JOB
Each line below either holds the string "image" or doesn't. Count those that do and give only the number.

GIVEN DATA
— START —

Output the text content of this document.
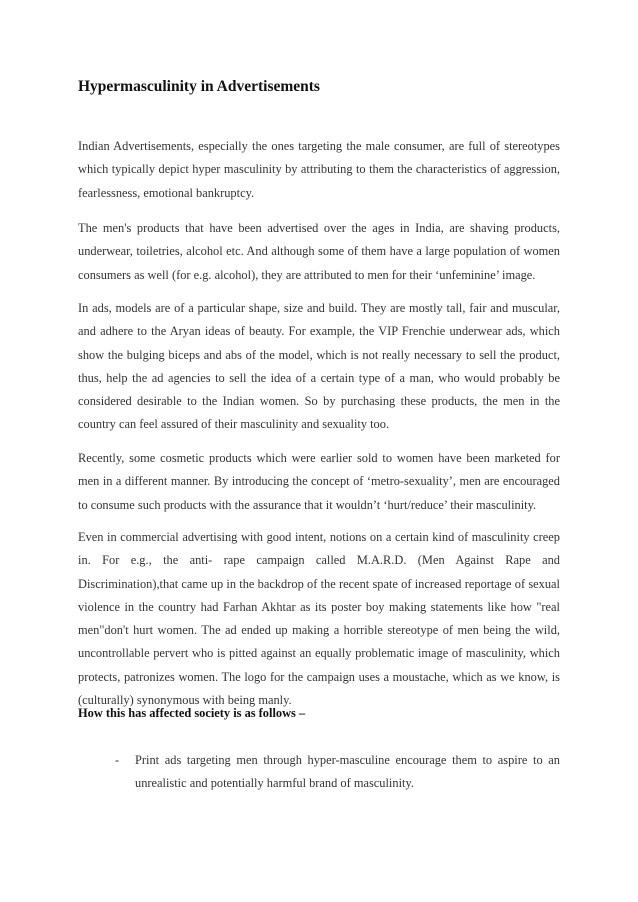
Hypermasculinity in Advertisements

Indian Advertisements, especially the ones targeting the male consumer, are full of stereotypes which typically depict hyper masculinity by attributing to them the characteristics of aggression, fearlessness, emotional bankruptcy.

The men's products that have been advertised over the ages in India, are shaving products, underwear, toiletries, alcohol etc. And although some of them have a large population of women consumers as well (for e.g. alcohol), they are attributed to men for their ‘unfeminine’ image.

In ads, models are of a particular shape, size and build. They are mostly tall, fair and muscular, and adhere to the Aryan ideas of beauty. For example, the VIP Frenchie underwear ads, which show the bulging biceps and abs of the model, which is not really necessary to sell the product, thus, help the ad agencies to sell the idea of a certain type of a man, who would probably be considered desirable to the Indian women. So by purchasing these products, the men in the country can feel assured of their masculinity and sexuality too.

Recently, some cosmetic products which were earlier sold to women have been marketed for men in a different manner. By introducing the concept of ‘metro-sexuality’, men are encouraged to consume such products with the assurance that it wouldn’t ‘hurt/reduce’ their masculinity.

Even in commercial advertising with good intent, notions on a certain kind of masculinity creep in. For e.g., the anti- rape campaign called M.A.R.D. (Men Against Rape and Discrimination),that came up in the backdrop of the recent spate of increased reportage of sexual violence in the country had Farhan Akhtar as its poster boy making statements like how "real men"don't hurt women. The ad ended up making a horrible stereotype of men being the wild, uncontrollable pervert who is pitted against an equally problematic image of masculinity, which protects, patronizes women. The logo for the campaign uses a moustache, which as we know, is (culturally) synonymous with being manly.

How this has affected society is as follows –
- Print ads targeting men through hyper-masculine encourage them to aspire to an unrealistic and potentially harmful brand of masculinity.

— END —

RESULT FOR THIS EXERCISE
2